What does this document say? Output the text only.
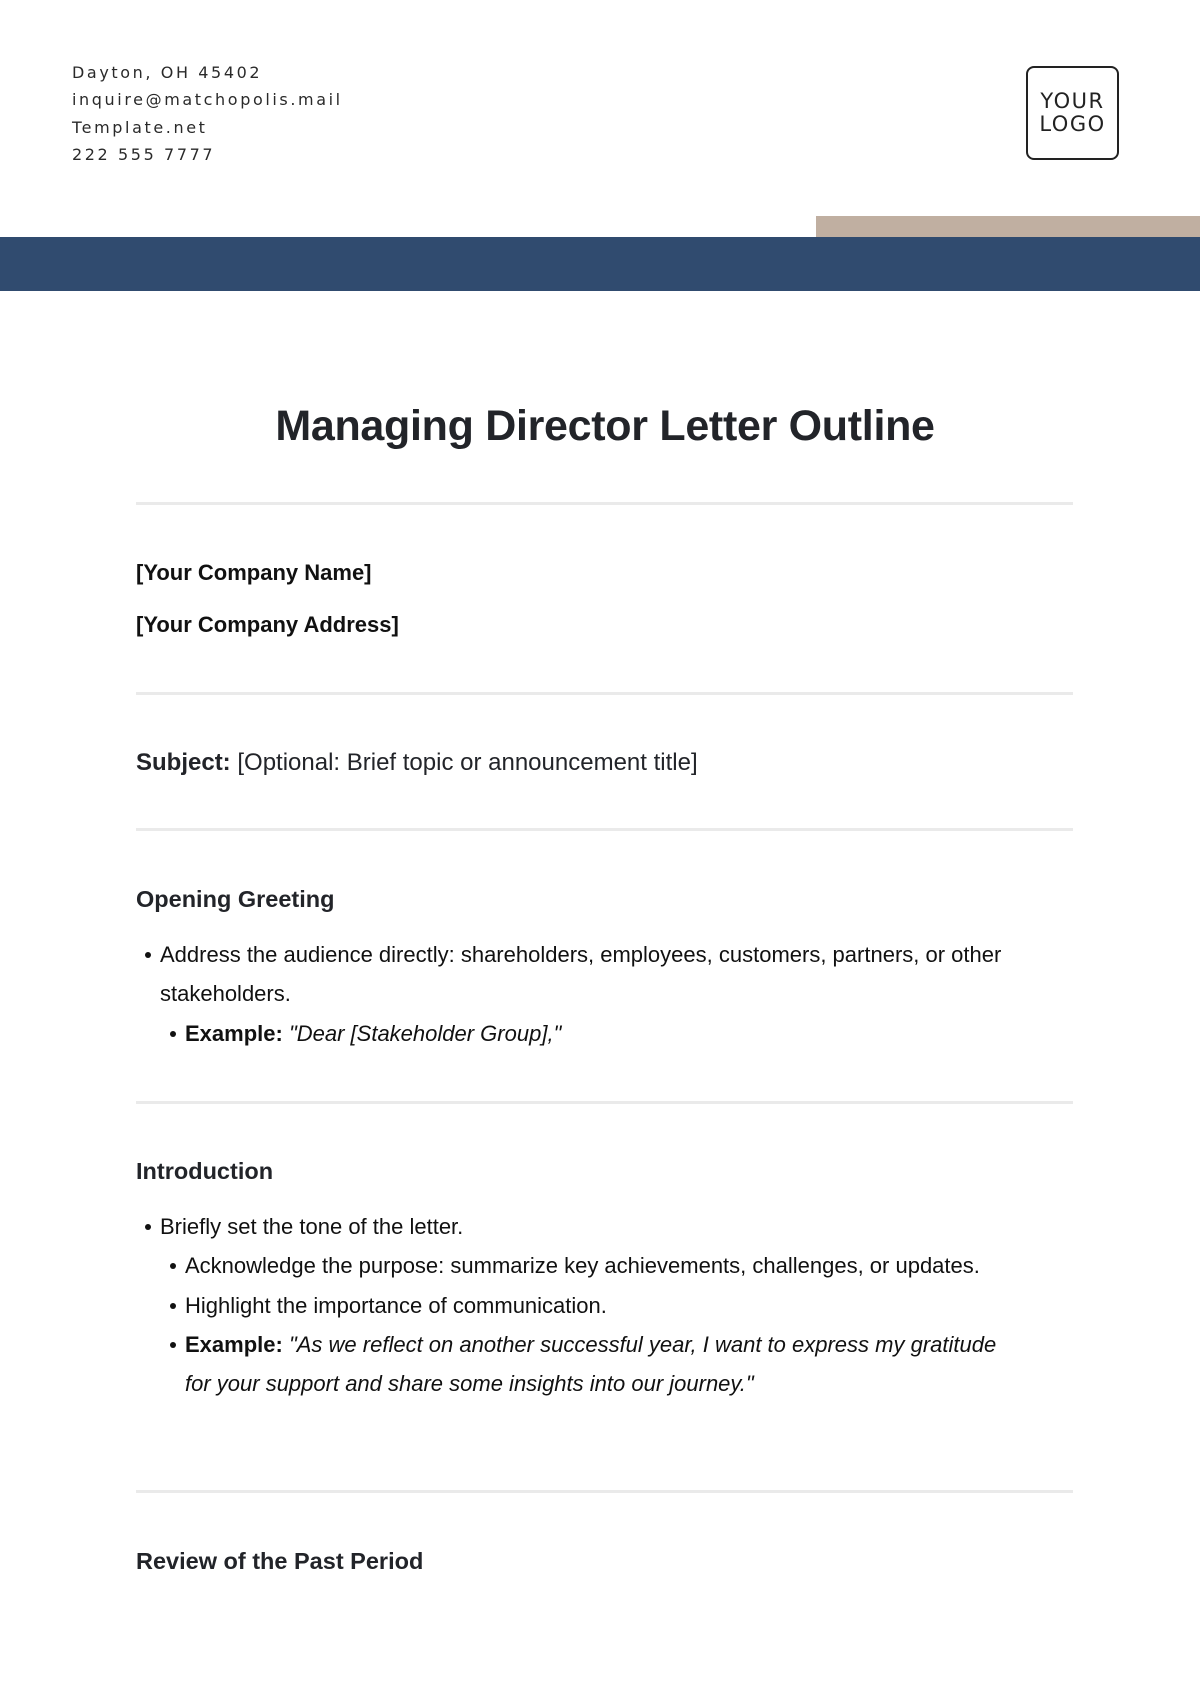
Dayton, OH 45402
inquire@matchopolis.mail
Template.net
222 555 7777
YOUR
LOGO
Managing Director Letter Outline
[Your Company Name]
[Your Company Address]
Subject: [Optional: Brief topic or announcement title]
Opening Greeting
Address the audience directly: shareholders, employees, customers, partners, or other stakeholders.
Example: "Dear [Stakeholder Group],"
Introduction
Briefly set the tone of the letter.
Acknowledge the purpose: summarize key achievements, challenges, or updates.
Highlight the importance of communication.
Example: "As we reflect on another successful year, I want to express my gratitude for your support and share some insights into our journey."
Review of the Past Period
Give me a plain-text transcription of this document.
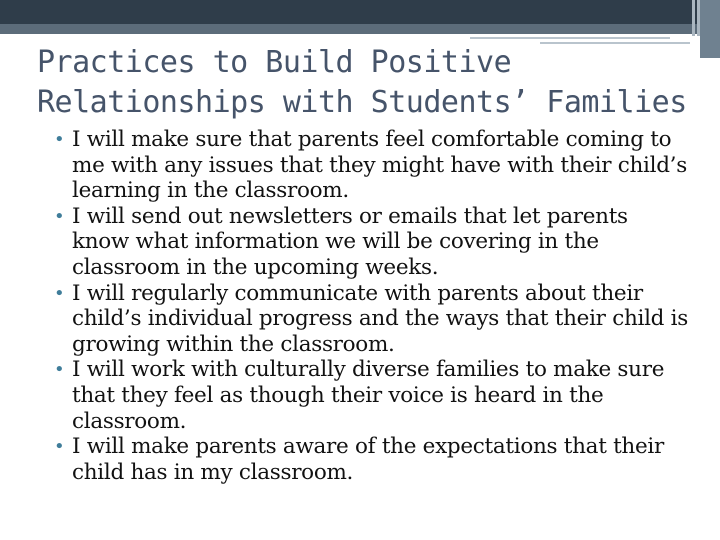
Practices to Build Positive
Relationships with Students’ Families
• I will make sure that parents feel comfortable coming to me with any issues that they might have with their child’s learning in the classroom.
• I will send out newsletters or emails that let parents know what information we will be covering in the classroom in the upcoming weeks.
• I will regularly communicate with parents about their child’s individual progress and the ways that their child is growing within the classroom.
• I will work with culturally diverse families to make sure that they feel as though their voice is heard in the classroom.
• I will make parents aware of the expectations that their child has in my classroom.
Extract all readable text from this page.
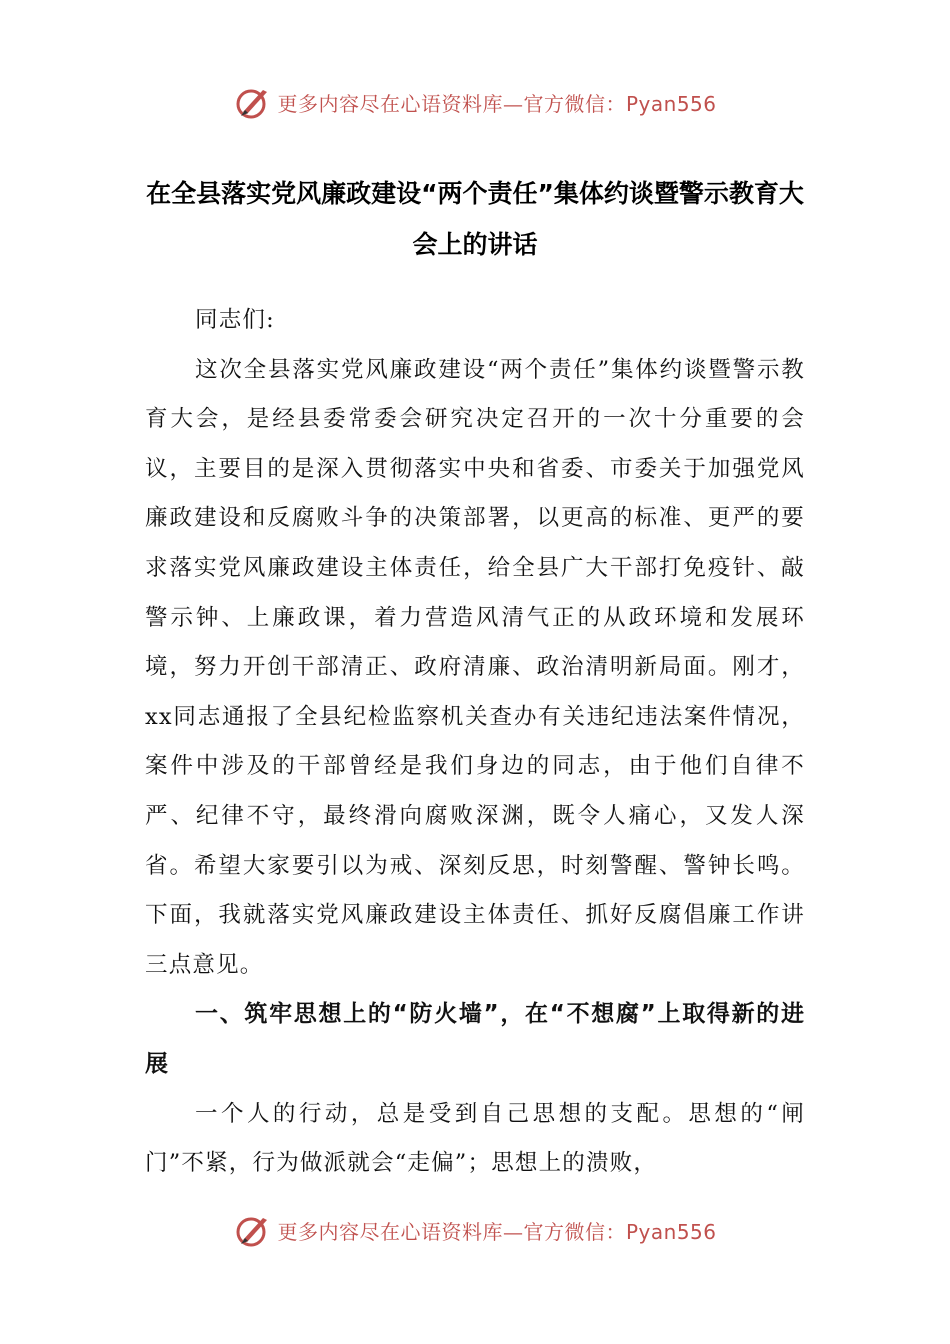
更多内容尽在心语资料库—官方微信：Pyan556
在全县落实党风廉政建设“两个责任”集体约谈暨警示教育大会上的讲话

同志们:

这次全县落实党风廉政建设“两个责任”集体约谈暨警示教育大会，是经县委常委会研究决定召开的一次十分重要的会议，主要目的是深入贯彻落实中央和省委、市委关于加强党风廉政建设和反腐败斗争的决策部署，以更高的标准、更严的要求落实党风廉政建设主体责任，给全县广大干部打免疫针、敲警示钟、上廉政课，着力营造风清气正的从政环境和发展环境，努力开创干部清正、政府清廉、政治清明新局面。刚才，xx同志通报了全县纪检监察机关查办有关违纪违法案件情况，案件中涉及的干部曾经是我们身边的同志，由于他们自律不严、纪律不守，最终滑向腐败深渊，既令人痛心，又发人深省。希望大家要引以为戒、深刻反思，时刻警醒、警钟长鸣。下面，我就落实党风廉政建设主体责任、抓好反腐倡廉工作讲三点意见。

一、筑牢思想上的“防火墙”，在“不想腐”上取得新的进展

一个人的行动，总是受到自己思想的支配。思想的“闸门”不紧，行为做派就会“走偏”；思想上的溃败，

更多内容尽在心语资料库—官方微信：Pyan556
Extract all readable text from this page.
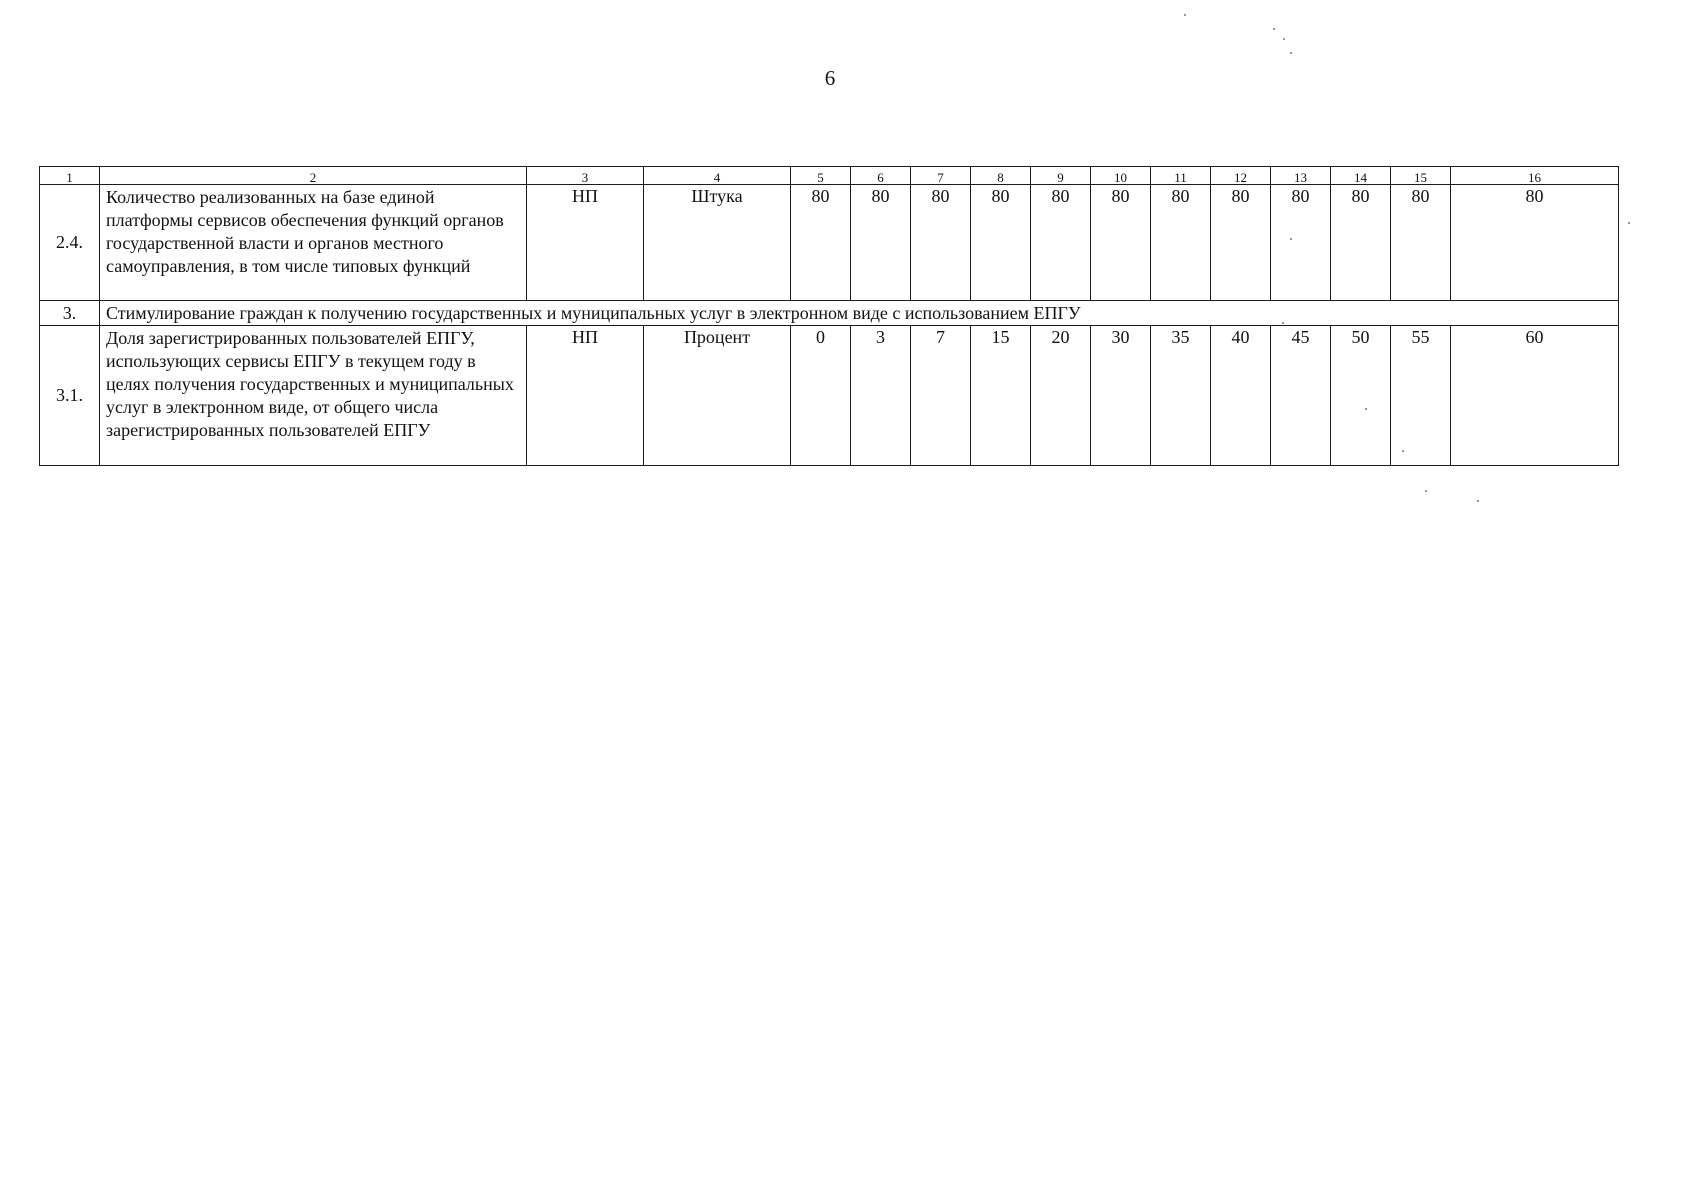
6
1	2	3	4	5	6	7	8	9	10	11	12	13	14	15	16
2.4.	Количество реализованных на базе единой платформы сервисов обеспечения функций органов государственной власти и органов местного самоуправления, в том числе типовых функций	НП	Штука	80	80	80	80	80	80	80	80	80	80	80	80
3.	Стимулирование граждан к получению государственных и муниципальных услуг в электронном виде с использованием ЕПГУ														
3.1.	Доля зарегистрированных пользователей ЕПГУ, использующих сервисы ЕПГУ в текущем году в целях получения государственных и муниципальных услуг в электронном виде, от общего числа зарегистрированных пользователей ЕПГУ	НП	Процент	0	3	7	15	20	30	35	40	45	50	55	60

-*-*-

▶ **DIRECTIVE**:
Copy the records exactly. Skip the pictures.

▶ **ANSWER TO THIS PROBLEM**:
What does this document say? Output the text only.
Dayton, OH 45402
inquire@matchopolis.mail
Template.net
222 555 7777
YOUR
LOGO
Managing Director Letter Outline
[Your Company Name]
[Your Company Address]
Subject: [Optional: Brief topic or announcement title]
Opening Greeting
Address the audience directly: shareholders, employees, customers, partners, or other stakeholders.
Example: "Dear [Stakeholder Group],"
Introduction
Briefly set the tone of the letter.
Acknowledge the purpose: summarize key achievements, challenges, or updates.
Highlight the importance of communication.
Example: "As we reflect on another successful year, I want to express my gratitude for your support and share some insights into our journey."
Review of the Past Period
Give me a plain-text transcription of this document.
Practices to Build Positive
Relationships with Students’ Families
• I will make sure that parents feel comfortable coming to me with any issues that they might have with their child’s learning in the classroom.
• I will send out newsletters or emails that let parents know what information we will be covering in the classroom in the upcoming weeks.
• I will regularly communicate with parents about their child’s individual progress and the ways that their child is growing within the classroom.
• I will work with culturally diverse families to make sure that they feel as though their voice is heard in the classroom.
• I will make parents aware of the expectations that their child has in my classroom.
Extract all readable text from this page.
更多内容尽在心语资料库—官方微信：Pyan556
在全县落实党风廉政建设“两个责任”集体约谈暨警示教育大会上的讲话

同志们:

这次全县落实党风廉政建设“两个责任”集体约谈暨警示教育大会，是经县委常委会研究决定召开的一次十分重要的会议，主要目的是深入贯彻落实中央和省委、市委关于加强党风廉政建设和反腐败斗争的决策部署，以更高的标准、更严的要求落实党风廉政建设主体责任，给全县广大干部打免疫针、敲警示钟、上廉政课，着力营造风清气正的从政环境和发展环境，努力开创干部清正、政府清廉、政治清明新局面。刚才，xx同志通报了全县纪检监察机关查办有关违纪违法案件情况，案件中涉及的干部曾经是我们身边的同志，由于他们自律不严、纪律不守，最终滑向腐败深渊，既令人痛心，又发人深省。希望大家要引以为戒、深刻反思，时刻警醒、警钟长鸣。下面，我就落实党风廉政建设主体责任、抓好反腐倡廉工作讲三点意见。

一、筑牢思想上的“防火墙”，在“不想腐”上取得新的进展

一个人的行动，总是受到自己思想的支配。思想的“闸门”不紧，行为做派就会“走偏”；思想上的溃败，

更多内容尽在心语资料库—官方微信：Pyan556
Extract all readable text from this page.
6
1	2	3	4	5	6	7	8	9	10	11	12	13	14	15	16
2.4.	Количество реализованных на базе единой платформы сервисов обеспечения функций органов государственной власти и органов местного самоуправления, в том числе типовых функций	НП	Штука	80	80	80	80	80	80	80	80	80	80	80	80
3.	Стимулирование граждан к получению государственных и муниципальных услуг в электронном виде с использованием ЕПГУ														
3.1.	Доля зарегистрированных пользователей ЕПГУ, использующих сервисы ЕПГУ в текущем году в целях получения государственных и муниципальных услуг в электронном виде, от общего числа зарегистрированных пользователей ЕПГУ	НП	Процент	0	3	7	15	20	30	35	40	45	50	55	60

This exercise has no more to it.